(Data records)
────────────────────
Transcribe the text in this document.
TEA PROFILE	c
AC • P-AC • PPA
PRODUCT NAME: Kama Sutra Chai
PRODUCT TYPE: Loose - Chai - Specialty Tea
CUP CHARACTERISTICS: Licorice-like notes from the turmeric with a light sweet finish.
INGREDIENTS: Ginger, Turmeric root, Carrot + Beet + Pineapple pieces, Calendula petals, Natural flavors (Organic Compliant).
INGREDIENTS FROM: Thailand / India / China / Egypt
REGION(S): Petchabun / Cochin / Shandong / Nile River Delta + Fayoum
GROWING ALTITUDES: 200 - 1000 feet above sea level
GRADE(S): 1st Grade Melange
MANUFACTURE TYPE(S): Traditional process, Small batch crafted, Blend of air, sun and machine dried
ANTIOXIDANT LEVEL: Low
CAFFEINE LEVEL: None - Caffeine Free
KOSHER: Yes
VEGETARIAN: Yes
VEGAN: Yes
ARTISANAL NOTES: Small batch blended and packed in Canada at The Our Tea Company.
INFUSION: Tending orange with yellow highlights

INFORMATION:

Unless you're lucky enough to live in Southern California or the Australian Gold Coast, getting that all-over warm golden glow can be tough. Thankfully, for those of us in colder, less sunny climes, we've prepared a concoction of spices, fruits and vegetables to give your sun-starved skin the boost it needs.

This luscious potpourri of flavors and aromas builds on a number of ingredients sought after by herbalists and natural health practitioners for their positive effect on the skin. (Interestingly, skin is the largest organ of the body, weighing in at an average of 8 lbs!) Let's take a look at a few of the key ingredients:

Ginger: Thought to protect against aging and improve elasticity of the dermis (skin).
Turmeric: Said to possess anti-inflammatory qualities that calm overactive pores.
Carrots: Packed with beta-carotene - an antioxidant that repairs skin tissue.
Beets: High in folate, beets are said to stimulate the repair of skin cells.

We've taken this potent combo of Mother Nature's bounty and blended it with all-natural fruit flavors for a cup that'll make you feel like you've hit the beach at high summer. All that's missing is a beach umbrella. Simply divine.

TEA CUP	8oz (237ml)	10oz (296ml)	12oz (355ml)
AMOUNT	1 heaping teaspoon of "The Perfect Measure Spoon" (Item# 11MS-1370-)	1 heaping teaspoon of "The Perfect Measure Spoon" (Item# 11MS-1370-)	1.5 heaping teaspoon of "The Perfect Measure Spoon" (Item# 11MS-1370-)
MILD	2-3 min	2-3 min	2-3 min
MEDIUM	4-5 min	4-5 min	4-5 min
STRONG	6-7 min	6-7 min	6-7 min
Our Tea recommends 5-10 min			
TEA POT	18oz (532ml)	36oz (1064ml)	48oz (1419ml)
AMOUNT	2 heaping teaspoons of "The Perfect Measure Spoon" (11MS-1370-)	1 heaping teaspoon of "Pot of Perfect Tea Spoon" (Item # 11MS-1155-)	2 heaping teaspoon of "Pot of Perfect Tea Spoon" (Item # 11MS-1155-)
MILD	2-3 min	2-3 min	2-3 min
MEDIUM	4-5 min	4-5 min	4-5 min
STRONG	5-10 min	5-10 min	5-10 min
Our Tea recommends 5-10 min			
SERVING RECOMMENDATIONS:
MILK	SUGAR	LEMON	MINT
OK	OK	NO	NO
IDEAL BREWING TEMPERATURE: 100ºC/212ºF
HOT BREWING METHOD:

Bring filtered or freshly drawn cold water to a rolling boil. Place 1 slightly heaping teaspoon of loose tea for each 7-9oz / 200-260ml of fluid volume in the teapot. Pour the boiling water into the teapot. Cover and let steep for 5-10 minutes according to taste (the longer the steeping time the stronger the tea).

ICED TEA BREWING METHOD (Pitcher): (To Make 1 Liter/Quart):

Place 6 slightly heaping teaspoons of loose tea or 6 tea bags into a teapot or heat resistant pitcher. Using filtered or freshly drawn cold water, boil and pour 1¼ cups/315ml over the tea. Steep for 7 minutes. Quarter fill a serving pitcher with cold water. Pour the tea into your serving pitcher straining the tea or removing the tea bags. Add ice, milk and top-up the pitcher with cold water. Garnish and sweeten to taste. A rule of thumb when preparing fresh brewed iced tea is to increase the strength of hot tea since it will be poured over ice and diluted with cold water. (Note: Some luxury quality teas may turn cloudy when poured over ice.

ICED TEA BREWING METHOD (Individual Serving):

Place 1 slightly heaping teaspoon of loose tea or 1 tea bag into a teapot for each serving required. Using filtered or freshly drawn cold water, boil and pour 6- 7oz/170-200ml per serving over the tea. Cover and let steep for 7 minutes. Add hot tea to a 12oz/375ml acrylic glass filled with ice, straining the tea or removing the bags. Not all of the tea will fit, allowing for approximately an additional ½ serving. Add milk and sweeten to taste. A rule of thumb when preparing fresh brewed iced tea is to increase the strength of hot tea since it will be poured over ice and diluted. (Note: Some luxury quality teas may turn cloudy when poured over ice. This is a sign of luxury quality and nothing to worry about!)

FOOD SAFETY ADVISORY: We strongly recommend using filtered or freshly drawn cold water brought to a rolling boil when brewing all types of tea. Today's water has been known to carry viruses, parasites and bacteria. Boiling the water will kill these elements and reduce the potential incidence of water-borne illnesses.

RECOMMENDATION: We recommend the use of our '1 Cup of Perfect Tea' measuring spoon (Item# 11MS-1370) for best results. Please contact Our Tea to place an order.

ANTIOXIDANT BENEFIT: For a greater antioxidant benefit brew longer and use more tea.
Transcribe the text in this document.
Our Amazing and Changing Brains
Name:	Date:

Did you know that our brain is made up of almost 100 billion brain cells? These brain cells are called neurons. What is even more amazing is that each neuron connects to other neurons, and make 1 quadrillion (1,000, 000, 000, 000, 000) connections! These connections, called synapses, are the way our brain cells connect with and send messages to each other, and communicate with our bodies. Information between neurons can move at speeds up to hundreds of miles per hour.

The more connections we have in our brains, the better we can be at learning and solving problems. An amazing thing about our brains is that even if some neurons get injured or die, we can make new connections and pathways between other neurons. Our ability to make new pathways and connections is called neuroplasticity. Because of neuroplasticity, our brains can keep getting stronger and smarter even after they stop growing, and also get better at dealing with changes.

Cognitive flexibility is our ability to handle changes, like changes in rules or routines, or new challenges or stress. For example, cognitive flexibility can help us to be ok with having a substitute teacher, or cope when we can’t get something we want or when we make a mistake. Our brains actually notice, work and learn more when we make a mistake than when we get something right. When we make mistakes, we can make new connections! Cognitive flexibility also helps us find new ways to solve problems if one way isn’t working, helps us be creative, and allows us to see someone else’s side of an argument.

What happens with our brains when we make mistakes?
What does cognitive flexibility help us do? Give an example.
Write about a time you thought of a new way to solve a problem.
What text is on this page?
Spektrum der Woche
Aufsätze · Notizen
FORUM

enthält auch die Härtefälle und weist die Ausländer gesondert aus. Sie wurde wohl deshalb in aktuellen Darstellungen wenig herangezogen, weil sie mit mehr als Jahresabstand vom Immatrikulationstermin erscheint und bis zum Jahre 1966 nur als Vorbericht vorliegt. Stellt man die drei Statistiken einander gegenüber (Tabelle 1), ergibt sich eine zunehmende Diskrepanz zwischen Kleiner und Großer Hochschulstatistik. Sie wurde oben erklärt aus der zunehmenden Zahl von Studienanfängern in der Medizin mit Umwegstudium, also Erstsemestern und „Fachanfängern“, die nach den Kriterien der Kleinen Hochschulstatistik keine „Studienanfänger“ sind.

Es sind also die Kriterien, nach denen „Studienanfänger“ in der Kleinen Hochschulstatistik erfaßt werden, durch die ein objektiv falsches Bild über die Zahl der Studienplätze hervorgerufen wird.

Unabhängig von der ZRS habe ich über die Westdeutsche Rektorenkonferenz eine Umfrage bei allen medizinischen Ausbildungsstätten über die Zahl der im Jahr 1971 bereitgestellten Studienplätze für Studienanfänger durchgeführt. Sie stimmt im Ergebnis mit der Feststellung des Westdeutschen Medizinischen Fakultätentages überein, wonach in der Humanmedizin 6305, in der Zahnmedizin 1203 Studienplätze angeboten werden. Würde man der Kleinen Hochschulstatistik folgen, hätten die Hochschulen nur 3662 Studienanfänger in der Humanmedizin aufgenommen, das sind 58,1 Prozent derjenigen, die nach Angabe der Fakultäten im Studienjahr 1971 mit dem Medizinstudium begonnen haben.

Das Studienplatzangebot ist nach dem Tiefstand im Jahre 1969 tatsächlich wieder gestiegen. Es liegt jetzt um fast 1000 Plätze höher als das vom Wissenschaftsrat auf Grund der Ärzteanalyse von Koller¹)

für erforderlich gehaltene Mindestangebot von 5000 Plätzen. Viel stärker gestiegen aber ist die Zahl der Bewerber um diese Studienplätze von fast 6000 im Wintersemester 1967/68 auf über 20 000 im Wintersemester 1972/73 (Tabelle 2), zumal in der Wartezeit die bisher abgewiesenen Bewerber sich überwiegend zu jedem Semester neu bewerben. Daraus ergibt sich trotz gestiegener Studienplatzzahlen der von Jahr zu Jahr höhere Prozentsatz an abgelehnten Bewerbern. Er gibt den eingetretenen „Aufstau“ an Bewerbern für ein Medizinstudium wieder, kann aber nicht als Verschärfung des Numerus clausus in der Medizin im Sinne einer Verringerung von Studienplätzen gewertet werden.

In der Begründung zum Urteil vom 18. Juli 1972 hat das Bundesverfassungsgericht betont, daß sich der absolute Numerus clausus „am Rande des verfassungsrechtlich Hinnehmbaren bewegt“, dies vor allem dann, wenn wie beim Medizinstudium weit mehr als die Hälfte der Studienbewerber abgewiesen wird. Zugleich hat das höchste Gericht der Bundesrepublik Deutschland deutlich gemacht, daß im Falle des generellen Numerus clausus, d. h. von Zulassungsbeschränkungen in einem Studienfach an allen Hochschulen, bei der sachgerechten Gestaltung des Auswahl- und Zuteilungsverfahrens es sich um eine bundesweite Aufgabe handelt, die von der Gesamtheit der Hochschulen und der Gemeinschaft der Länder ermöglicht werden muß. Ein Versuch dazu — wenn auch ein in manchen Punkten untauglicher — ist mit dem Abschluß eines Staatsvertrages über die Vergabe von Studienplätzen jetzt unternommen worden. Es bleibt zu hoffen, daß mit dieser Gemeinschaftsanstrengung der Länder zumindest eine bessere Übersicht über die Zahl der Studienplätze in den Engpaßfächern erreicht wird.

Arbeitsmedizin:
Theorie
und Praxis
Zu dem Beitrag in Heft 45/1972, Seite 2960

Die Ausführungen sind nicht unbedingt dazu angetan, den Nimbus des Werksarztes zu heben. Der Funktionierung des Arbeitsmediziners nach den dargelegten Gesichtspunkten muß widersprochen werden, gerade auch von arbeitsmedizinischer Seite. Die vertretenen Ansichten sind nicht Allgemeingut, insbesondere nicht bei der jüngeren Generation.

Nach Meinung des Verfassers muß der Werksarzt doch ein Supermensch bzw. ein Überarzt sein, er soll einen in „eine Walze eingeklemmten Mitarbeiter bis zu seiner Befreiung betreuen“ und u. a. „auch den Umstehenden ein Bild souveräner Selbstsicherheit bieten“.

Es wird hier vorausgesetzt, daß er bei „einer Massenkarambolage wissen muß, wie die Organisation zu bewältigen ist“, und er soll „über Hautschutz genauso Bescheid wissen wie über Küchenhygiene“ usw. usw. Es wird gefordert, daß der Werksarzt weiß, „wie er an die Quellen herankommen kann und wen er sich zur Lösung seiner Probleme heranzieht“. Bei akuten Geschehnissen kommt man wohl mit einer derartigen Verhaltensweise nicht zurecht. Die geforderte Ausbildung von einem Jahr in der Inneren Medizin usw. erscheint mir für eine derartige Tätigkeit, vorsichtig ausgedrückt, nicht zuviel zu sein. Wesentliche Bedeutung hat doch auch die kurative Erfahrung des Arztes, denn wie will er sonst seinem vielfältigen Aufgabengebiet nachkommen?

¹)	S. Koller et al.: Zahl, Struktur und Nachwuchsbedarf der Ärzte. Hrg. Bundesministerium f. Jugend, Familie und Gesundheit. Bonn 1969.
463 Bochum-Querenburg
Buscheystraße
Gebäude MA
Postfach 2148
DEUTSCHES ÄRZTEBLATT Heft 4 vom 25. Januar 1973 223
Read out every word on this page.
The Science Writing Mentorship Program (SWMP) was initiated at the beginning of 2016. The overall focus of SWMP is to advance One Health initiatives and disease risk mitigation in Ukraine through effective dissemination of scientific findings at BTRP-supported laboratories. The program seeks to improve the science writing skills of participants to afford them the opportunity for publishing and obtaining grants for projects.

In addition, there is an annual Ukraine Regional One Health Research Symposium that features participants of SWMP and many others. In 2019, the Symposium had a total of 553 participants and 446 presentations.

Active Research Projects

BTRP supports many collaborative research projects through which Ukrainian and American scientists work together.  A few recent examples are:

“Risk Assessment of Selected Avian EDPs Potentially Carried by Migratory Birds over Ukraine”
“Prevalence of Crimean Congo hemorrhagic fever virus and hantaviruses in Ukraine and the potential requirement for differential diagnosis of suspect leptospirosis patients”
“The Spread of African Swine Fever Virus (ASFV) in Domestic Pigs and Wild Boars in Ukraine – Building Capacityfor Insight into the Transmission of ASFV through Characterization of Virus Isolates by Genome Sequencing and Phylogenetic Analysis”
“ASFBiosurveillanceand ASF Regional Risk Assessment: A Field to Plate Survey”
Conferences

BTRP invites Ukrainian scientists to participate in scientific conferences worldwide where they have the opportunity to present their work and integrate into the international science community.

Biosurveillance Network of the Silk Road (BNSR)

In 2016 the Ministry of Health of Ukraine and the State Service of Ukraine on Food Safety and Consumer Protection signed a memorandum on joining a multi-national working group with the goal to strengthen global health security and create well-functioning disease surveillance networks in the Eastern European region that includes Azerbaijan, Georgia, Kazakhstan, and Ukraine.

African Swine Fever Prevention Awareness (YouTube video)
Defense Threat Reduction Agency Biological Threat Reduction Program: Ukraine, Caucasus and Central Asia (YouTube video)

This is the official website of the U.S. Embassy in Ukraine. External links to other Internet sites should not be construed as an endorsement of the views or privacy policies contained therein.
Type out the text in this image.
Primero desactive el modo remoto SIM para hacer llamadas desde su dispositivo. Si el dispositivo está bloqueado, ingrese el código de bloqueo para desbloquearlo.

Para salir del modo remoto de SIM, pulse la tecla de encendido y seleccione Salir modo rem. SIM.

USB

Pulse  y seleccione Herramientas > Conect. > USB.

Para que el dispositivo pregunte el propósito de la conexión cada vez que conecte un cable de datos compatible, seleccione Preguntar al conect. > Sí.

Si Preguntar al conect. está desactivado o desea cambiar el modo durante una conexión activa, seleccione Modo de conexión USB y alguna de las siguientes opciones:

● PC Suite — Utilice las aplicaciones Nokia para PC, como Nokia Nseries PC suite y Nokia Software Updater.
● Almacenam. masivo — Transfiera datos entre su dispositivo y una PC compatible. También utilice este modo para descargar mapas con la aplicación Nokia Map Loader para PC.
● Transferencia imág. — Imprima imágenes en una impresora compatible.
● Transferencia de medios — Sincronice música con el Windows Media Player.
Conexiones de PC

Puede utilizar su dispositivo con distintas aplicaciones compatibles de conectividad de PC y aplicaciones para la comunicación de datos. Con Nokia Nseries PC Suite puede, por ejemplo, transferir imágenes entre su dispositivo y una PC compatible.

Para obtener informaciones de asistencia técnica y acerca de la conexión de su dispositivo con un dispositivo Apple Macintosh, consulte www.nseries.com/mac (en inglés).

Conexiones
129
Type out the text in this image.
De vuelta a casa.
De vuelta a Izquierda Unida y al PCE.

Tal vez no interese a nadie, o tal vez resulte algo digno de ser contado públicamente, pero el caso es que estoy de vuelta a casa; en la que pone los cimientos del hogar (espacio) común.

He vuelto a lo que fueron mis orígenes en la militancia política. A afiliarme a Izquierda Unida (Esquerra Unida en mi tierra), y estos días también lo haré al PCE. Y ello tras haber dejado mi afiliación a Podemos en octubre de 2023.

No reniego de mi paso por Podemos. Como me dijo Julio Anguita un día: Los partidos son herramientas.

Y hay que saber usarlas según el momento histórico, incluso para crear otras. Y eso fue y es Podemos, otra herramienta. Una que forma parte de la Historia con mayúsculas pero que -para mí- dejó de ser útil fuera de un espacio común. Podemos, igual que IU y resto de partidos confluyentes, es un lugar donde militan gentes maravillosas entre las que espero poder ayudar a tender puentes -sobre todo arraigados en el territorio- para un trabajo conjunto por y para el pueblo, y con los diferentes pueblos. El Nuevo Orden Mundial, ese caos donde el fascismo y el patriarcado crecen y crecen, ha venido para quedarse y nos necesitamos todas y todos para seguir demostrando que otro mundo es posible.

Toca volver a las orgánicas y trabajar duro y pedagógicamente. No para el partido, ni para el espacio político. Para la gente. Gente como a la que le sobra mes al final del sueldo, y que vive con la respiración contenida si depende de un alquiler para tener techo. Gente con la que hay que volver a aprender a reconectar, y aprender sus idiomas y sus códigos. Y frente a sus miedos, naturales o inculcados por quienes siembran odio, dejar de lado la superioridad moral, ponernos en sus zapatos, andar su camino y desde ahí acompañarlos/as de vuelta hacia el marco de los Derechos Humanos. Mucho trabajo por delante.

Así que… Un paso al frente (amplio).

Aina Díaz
────────────────────
■ Task: All lines above in which the word "Unida" occurs should be identified and copied.

■ Solution to this exercise:
De vuelta a Izquierda Unida y al PCE.
He vuelto a lo que fueron mis orígenes en la militancia política. A afiliarme a Izquierda Unida (Esquerra Unida en mi tierra), y estos días también lo haré al PCE. Y ello tras haber dejado mi afiliación a Podemos en octubre de 2023.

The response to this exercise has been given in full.